Data excerpts:
━━━━━━━━━━━━━━━━━━━━━━━━━━━━━━

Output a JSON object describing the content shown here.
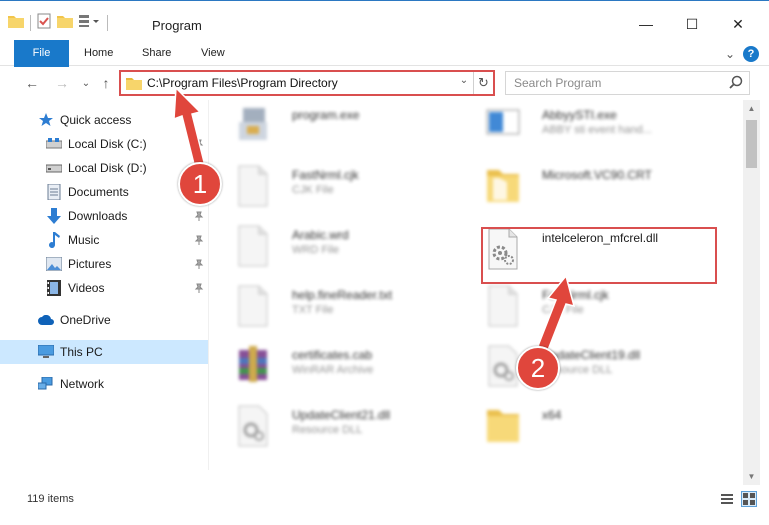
{
  "window": {
    "title": "Program",
    "minimize": "—",
    "maximize": "☐",
    "close": "✕"
  },
  "ribbon": {
    "tabs": [
      {
        "label": "File"
      },
      {
        "label": "Home"
      },
      {
        "label": "Share"
      },
      {
        "label": "View"
      }
    ],
    "collapse": "⌄",
    "help": "?"
  },
  "navigation": {
    "back": "←",
    "forward": "→",
    "recent": "⌄",
    "up": "↑"
  },
  "address": {
    "path": "C:\\Program Files\\Program Directory",
    "dropdown": "⌄",
    "refresh": "↻"
  },
  "search": {
    "placeholder": "Search Program"
  },
  "sidebar": {
    "items": [
      {
        "label": "Quick access",
        "icon": "star-icon"
      },
      {
        "label": "Local Disk (C:)",
        "icon": "drive-icon",
        "pinned": true
      },
      {
        "label": "Local Disk (D:)",
        "icon": "drive-icon"
      },
      {
        "label": "Documents",
        "icon": "documents-icon",
        "pinned": true
      },
      {
        "label": "Downloads",
        "icon": "download-icon",
        "pinned": true
      },
      {
        "label": "Music",
        "icon": "music-icon",
        "pinned": true
      },
      {
        "label": "Pictures",
        "icon": "pictures-icon",
        "pinned": true
      },
      {
        "label": "Videos",
        "icon": "videos-icon",
        "pinned": true
      },
      {
        "label": "OneDrive",
        "icon": "cloud-icon"
      },
      {
        "label": "This PC",
        "icon": "computer-icon",
        "selected": true
      },
      {
        "label": "Network",
        "icon": "network-icon"
      }
    ]
  },
  "files": {
    "left": [
      {
        "name": "program.exe",
        "type": ""
      },
      {
        "name": "FastNrml.cjk",
        "type": "CJK File"
      },
      {
        "name": "Arabic.wrd",
        "type": "WRD File"
      },
      {
        "name": "help.fineReader.txt",
        "type": "TXT File"
      },
      {
        "name": "certificates.cab",
        "type": "WinRAR Archive"
      },
      {
        "name": "UpdateClient21.dll",
        "type": "Resource DLL"
      }
    ],
    "right": [
      {
        "name": "AbbyySTI.exe",
        "type": "ABBY sti event hand..."
      },
      {
        "name": "Microsoft.VC90.CRT",
        "type": ""
      },
      {
        "name": "intelceleron_mfcrel.dll",
        "type": ""
      },
      {
        "name": "FastNrml.cjk",
        "type": "CJK File"
      },
      {
        "name": "UpdateClient19.dll",
        "type": "Resource DLL"
      },
      {
        "name": "x64",
        "type": ""
      }
    ]
  },
  "status": {
    "item_count": "119 items"
  },
  "callouts": {
    "one": "1",
    "two": "2"
  },
  "colors": {
    "accent": "#1979ca",
    "highlight": "#d94f4f",
    "callout": "#e0463c",
    "selected": "#cce8ff"
  }
}
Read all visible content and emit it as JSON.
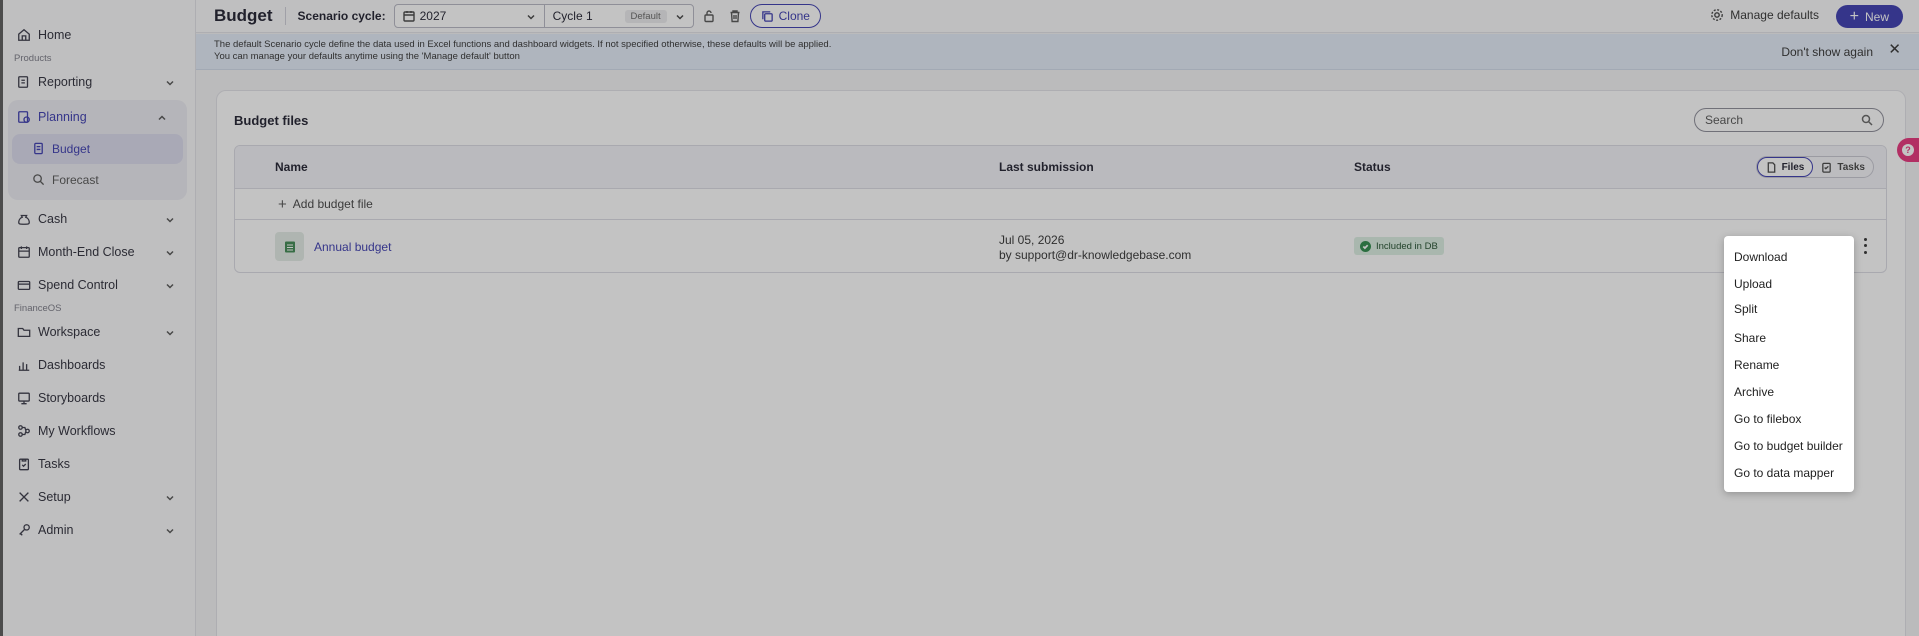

━━━━━━━━━━━━━━━━━━━━━━━━━━━━━━

## What the exercise asks:
Reproduce every line exactly and omit all pictures.

## Finished exercise:
Output a JSON object describing the content shown here.
{
  "window": {
    "title": "Program",
    "minimize": "—",
    "maximize": "☐",
    "close": "✕"
  },
  "ribbon": {
    "tabs": [
      {
        "label": "File"
      },
      {
        "label": "Home"
      },
      {
        "label": "Share"
      },
      {
        "label": "View"
      }
    ],
    "collapse": "⌄",
    "help": "?"
  },
  "navigation": {
    "back": "←",
    "forward": "→",
    "recent": "⌄",
    "up": "↑"
  },
  "address": {
    "path": "C:\\Program Files\\Program Directory",
    "dropdown": "⌄",
    "refresh": "↻"
  },
  "search": {
    "placeholder": "Search Program"
  },
  "sidebar": {
    "items": [
      {
        "label": "Quick access",
        "icon": "star-icon"
      },
      {
        "label": "Local Disk (C:)",
        "icon": "drive-icon",
        "pinned": true
      },
      {
        "label": "Local Disk (D:)",
        "icon": "drive-icon"
      },
      {
        "label": "Documents",
        "icon": "documents-icon",
        "pinned": true
      },
      {
        "label": "Downloads",
        "icon": "download-icon",
        "pinned": true
      },
      {
        "label": "Music",
        "icon": "music-icon",
        "pinned": true
      },
      {
        "label": "Pictures",
        "icon": "pictures-icon",
        "pinned": true
      },
      {
        "label": "Videos",
        "icon": "videos-icon",
        "pinned": true
      },
      {
        "label": "OneDrive",
        "icon": "cloud-icon"
      },
      {
        "label": "This PC",
        "icon": "computer-icon",
        "selected": true
      },
      {
        "label": "Network",
        "icon": "network-icon"
      }
    ]
  },
  "files": {
    "left": [
      {
        "name": "program.exe",
        "type": ""
      },
      {
        "name": "FastNrml.cjk",
        "type": "CJK File"
      },
      {
        "name": "Arabic.wrd",
        "type": "WRD File"
      },
      {
        "name": "help.fineReader.txt",
        "type": "TXT File"
      },
      {
        "name": "certificates.cab",
        "type": "WinRAR Archive"
      },
      {
        "name": "UpdateClient21.dll",
        "type": "Resource DLL"
      }
    ],
    "right": [
      {
        "name": "AbbyySTI.exe",
        "type": "ABBY sti event hand..."
      },
      {
        "name": "Microsoft.VC90.CRT",
        "type": ""
      },
      {
        "name": "intelceleron_mfcrel.dll",
        "type": ""
      },
      {
        "name": "FastNrml.cjk",
        "type": "CJK File"
      },
      {
        "name": "UpdateClient19.dll",
        "type": "Resource DLL"
      },
      {
        "name": "x64",
        "type": ""
      }
    ]
  },
  "status": {
    "item_count": "119 items"
  },
  "callouts": {
    "one": "1",
    "two": "2"
  },
  "colors": {
    "accent": "#1979ca",
    "highlight": "#d94f4f",
    "callout": "#e0463c",
    "selected": "#cce8ff"
  }
}
Read all visible content and emit it as JSON.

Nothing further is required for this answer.